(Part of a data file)

=-=-=-=-=

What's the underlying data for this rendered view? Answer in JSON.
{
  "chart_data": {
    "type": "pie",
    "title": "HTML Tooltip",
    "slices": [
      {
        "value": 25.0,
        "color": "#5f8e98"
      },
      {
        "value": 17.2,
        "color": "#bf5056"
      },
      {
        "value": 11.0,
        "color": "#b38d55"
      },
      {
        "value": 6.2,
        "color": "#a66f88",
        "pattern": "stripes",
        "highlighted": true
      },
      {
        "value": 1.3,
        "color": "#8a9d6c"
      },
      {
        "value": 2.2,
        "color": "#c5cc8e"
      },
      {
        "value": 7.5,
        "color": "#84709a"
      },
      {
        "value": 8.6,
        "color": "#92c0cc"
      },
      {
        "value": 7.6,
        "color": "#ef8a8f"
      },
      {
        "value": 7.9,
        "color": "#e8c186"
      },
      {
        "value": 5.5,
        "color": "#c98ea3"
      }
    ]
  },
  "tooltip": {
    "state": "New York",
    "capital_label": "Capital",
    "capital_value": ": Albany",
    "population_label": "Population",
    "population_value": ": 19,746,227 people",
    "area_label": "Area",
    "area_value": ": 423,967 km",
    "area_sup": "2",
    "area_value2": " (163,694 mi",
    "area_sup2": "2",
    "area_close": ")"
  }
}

=-=-=-=-=

# Set task:
Reproduce the entries above in full by retyping them exactly.

# Written response:
What's the underlying data for this rendered view? Answer in JSON.
{
  "chart_data": {
    "type": "pie",
    "title": "HTML Tooltip",
    "slices": [
      {
        "value": 25.0,
        "color": "#5f8e98"
      },
      {
        "value": 17.2,
        "color": "#bf5056"
      },
      {
        "value": 11.0,
        "color": "#b38d55"
      },
      {
        "value": 6.2,
        "color": "#a66f88",
        "pattern": "stripes",
        "highlighted": true
      },
      {
        "value": 1.3,
        "color": "#8a9d6c"
      },
      {
        "value": 2.2,
        "color": "#c5cc8e"
      },
      {
        "value": 7.5,
        "color": "#84709a"
      },
      {
        "value": 8.6,
        "color": "#92c0cc"
      },
      {
        "value": 7.6,
        "color": "#ef8a8f"
      },
      {
        "value": 7.9,
        "color": "#e8c186"
      },
      {
        "value": 5.5,
        "color": "#c98ea3"
      }
    ]
  },
  "tooltip": {
    "state": "New York",
    "capital_label": "Capital",
    "capital_value": ": Albany",
    "population_label": "Population",
    "population_value": ": 19,746,227 people",
    "area_label": "Area",
    "area_value": ": 423,967 km",
    "area_sup": "2",
    "area_value2": " (163,694 mi",
    "area_sup2": "2",
    "area_close": ")"
  }
}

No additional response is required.